### Dataset records:
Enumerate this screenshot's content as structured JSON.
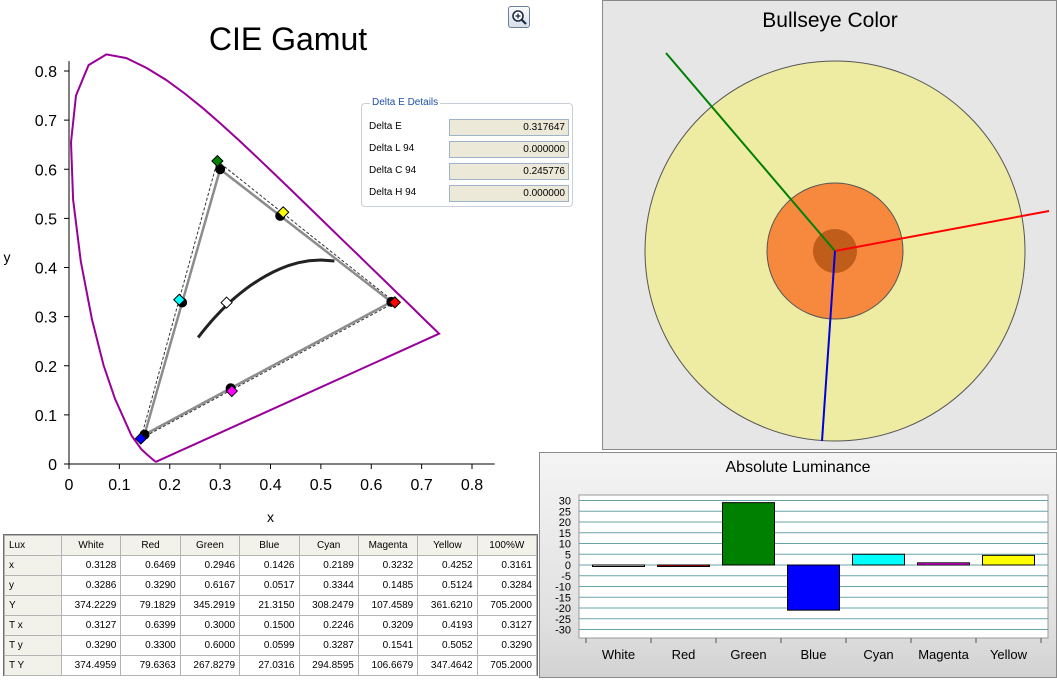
{
  "cie": {
    "title": "CIE Gamut",
    "xlabel": "x",
    "ylabel": "y"
  },
  "delta_e": {
    "legend": "Delta E Details",
    "rows": [
      {
        "label": "Delta E",
        "value": "0.317647"
      },
      {
        "label": "Delta L 94",
        "value": "0.000000"
      },
      {
        "label": "Delta C 94",
        "value": "0.245776"
      },
      {
        "label": "Delta H 94",
        "value": "0.000000"
      }
    ]
  },
  "bullseye": {
    "title": "Bullseye Color",
    "colors": {
      "outer": "#eeeba2",
      "middle": "#f7893e",
      "inner": "#c05d1a",
      "red": "#ff0000",
      "green": "#008000",
      "blue": "#0000dd"
    }
  },
  "luminance": {
    "title": "Absolute Luminance"
  },
  "table": {
    "headers": [
      "Lux",
      "White",
      "Red",
      "Green",
      "Blue",
      "Cyan",
      "Magenta",
      "Yellow",
      "100%W"
    ],
    "rows": [
      {
        "label": "x",
        "values": [
          "0.3128",
          "0.6469",
          "0.2946",
          "0.1426",
          "0.2189",
          "0.3232",
          "0.4252",
          "0.3161"
        ]
      },
      {
        "label": "y",
        "values": [
          "0.3286",
          "0.3290",
          "0.6167",
          "0.0517",
          "0.3344",
          "0.1485",
          "0.5124",
          "0.3284"
        ]
      },
      {
        "label": "Y",
        "values": [
          "374.2229",
          "79.1829",
          "345.2919",
          "21.3150",
          "308.2479",
          "107.4589",
          "361.6210",
          "705.2000"
        ]
      },
      {
        "label": "T x",
        "values": [
          "0.3127",
          "0.6399",
          "0.3000",
          "0.1500",
          "0.2246",
          "0.3209",
          "0.4193",
          "0.3127"
        ]
      },
      {
        "label": "T y",
        "values": [
          "0.3290",
          "0.3300",
          "0.6000",
          "0.0599",
          "0.3287",
          "0.1541",
          "0.5052",
          "0.3290"
        ]
      },
      {
        "label": "T Y",
        "values": [
          "374.4959",
          "79.6363",
          "267.8279",
          "27.0316",
          "294.8595",
          "106.6679",
          "347.4642",
          "705.2000"
        ]
      }
    ]
  },
  "chart_data": [
    {
      "type": "scatter",
      "title": "CIE Gamut",
      "xlabel": "x",
      "ylabel": "y",
      "xlim": [
        0,
        0.8
      ],
      "ylim": [
        0,
        0.8
      ],
      "xticks": [
        "0",
        "0.1",
        "0.2",
        "0.3",
        "0.4",
        "0.5",
        "0.6",
        "0.7",
        "0.8"
      ],
      "yticks": [
        "0",
        "0.1",
        "0.2",
        "0.3",
        "0.4",
        "0.5",
        "0.6",
        "0.7",
        "0.8"
      ],
      "measured": [
        {
          "name": "White",
          "x": 0.3128,
          "y": 0.3286,
          "color": "#ffffff"
        },
        {
          "name": "Red",
          "x": 0.6469,
          "y": 0.329,
          "color": "#ff0000"
        },
        {
          "name": "Green",
          "x": 0.2946,
          "y": 0.6167,
          "color": "#008000"
        },
        {
          "name": "Blue",
          "x": 0.1426,
          "y": 0.0517,
          "color": "#0000ff"
        },
        {
          "name": "Cyan",
          "x": 0.2189,
          "y": 0.3344,
          "color": "#00ffff"
        },
        {
          "name": "Magenta",
          "x": 0.3232,
          "y": 0.1485,
          "color": "#ff00ff"
        },
        {
          "name": "Yellow",
          "x": 0.4252,
          "y": 0.5124,
          "color": "#ffff00"
        }
      ],
      "targets": [
        {
          "name": "Red",
          "x": 0.6399,
          "y": 0.33
        },
        {
          "name": "Green",
          "x": 0.3,
          "y": 0.6
        },
        {
          "name": "Blue",
          "x": 0.15,
          "y": 0.0599
        },
        {
          "name": "Cyan",
          "x": 0.2246,
          "y": 0.3287
        },
        {
          "name": "Magenta",
          "x": 0.3209,
          "y": 0.1541
        },
        {
          "name": "Yellow",
          "x": 0.4193,
          "y": 0.5052
        }
      ],
      "locus_color": "#990099"
    },
    {
      "type": "bar",
      "title": "Absolute Luminance",
      "categories": [
        "White",
        "Red",
        "Green",
        "Blue",
        "Cyan",
        "Magenta",
        "Yellow"
      ],
      "values": [
        -0.3,
        -0.5,
        29,
        -21,
        5,
        1,
        4.5
      ],
      "colors": [
        "#ffffff",
        "#ff0000",
        "#008000",
        "#0000ff",
        "#00ffff",
        "#ff00ff",
        "#ffff00"
      ],
      "ylim": [
        -30,
        30
      ],
      "yticks": [
        "30",
        "25",
        "20",
        "15",
        "10",
        "5",
        "0",
        "-5",
        "-10",
        "-15",
        "-20",
        "-25",
        "-30"
      ]
    }
  ]
}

### Task statement:
Copy each line of the preceding data that contains the string "Yellow".

### Result for this task:
      "Yellow",
          "name": "Yellow",
          "name": "Yellow",
        "Yellow"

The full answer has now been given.